### WORK TO BE COMPLETED
Show each line of the data below that has the string "Jensen" in it.

### ENTRIES SHOWN
┏━━
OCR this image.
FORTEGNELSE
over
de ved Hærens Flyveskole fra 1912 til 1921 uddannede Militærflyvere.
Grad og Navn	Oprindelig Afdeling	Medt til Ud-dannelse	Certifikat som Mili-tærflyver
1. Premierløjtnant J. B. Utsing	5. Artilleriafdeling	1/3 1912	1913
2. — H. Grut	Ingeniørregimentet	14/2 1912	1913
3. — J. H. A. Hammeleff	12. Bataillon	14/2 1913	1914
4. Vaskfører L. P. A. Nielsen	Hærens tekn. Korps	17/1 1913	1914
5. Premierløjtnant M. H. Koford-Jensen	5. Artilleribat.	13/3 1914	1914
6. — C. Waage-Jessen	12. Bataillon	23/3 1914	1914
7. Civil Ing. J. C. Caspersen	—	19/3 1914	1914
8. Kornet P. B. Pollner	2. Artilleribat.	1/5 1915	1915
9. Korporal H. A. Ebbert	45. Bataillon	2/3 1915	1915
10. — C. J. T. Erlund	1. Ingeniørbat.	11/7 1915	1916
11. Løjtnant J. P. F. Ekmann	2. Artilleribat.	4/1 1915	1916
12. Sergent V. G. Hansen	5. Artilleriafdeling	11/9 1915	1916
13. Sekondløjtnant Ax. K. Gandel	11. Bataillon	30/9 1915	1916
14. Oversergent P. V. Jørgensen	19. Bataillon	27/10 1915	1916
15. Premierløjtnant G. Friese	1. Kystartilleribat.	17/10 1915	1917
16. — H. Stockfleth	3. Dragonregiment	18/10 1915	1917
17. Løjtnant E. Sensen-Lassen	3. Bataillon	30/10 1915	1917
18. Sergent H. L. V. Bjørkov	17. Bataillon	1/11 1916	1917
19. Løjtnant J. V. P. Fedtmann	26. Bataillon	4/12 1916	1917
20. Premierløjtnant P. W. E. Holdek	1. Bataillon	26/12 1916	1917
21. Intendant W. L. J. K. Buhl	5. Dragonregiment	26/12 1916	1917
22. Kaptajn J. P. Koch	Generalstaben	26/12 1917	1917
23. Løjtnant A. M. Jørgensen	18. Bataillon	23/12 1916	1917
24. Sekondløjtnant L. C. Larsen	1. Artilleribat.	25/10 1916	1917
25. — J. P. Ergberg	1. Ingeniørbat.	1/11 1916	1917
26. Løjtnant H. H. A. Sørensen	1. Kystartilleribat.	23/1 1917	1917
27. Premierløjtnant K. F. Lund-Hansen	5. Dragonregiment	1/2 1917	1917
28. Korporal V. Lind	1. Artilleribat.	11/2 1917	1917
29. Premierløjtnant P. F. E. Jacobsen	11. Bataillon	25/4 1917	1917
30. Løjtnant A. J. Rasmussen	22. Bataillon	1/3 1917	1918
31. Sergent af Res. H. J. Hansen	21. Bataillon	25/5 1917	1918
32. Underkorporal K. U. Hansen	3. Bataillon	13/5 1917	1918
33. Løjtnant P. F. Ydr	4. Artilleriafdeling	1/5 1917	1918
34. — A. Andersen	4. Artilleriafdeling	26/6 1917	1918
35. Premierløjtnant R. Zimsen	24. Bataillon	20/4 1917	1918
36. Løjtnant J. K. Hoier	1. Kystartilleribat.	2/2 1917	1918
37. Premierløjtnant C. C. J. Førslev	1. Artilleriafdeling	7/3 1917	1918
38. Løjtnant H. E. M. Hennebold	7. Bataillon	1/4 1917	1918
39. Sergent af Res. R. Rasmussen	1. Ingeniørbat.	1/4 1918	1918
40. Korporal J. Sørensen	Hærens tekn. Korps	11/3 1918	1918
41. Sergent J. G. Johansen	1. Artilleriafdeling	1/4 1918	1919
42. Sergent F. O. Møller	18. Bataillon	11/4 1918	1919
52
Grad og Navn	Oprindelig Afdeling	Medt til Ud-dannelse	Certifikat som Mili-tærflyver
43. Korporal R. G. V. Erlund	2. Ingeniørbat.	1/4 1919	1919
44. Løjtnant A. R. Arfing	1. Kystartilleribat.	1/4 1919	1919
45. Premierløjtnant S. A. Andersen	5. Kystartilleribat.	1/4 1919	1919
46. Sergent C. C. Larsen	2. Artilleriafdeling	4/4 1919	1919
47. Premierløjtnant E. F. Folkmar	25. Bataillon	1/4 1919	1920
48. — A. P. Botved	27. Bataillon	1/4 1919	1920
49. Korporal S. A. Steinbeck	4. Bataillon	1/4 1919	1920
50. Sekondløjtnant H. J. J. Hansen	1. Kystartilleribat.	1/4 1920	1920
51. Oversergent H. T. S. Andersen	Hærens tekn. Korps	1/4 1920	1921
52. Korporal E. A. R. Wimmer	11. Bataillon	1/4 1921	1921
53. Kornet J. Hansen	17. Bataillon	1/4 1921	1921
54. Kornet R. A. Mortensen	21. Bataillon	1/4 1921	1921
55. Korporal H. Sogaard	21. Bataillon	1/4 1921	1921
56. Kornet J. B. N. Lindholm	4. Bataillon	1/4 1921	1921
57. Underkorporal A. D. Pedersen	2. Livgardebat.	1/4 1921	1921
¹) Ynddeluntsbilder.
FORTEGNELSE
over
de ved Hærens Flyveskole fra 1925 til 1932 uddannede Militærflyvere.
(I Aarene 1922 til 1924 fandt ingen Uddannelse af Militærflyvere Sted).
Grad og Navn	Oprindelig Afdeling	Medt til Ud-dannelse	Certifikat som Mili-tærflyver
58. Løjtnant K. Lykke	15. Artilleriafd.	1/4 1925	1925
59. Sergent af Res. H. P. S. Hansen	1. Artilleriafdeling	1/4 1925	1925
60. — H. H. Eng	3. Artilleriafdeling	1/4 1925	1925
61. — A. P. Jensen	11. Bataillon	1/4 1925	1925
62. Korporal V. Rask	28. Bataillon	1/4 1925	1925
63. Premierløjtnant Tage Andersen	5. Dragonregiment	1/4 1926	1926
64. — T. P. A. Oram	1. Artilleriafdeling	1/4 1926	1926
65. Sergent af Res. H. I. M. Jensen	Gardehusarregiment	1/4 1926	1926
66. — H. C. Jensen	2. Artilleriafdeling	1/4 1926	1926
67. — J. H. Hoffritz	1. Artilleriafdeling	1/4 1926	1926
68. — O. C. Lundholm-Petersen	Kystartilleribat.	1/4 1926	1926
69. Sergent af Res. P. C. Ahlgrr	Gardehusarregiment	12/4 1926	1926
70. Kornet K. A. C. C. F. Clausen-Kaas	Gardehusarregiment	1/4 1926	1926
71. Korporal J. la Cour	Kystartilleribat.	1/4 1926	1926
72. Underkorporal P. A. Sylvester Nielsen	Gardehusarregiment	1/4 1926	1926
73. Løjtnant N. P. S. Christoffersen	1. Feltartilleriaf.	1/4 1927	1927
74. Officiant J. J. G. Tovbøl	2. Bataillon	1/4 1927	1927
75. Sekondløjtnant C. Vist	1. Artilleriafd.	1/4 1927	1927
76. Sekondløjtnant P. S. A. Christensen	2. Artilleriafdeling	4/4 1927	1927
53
┗━━
### REPLY
5. Premierløjtnant M. H. Koford-Jensen	5. Artilleribat.	13/3 1914	1914
61. — A. P. Jensen	11. Bataillon	1/4 1925	1925
65. Sergent af Res. H. I. M. Jensen	Gardehusarregiment	1/4 1926	1926
66. — H. C. Jensen	2. Artilleriafdeling	1/4 1926	1926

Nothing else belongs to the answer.